Figure dataset records
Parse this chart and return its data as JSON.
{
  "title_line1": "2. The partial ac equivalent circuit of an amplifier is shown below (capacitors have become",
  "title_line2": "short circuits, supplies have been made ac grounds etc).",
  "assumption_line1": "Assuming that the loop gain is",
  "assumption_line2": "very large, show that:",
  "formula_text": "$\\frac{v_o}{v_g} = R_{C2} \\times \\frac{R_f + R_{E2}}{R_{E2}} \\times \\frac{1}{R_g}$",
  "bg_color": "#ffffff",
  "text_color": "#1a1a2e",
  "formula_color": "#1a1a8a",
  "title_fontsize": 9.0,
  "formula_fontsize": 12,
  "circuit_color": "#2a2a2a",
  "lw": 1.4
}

Task requirements> Reproduce every entry shown above, precisely as it stands.

Finished answer>
Parse this chart and return its data as JSON.
{
  "title_line1": "2. The partial ac equivalent circuit of an amplifier is shown below (capacitors have become",
  "title_line2": "short circuits, supplies have been made ac grounds etc).",
  "assumption_line1": "Assuming that the loop gain is",
  "assumption_line2": "very large, show that:",
  "formula_text": "$\\frac{v_o}{v_g} = R_{C2} \\times \\frac{R_f + R_{E2}}{R_{E2}} \\times \\frac{1}{R_g}$",
  "bg_color": "#ffffff",
  "text_color": "#1a1a2e",
  "formula_color": "#1a1a8a",
  "title_fontsize": 9.0,
  "formula_fontsize": 12,
  "circuit_color": "#2a2a2a",
  "lw": 1.4
}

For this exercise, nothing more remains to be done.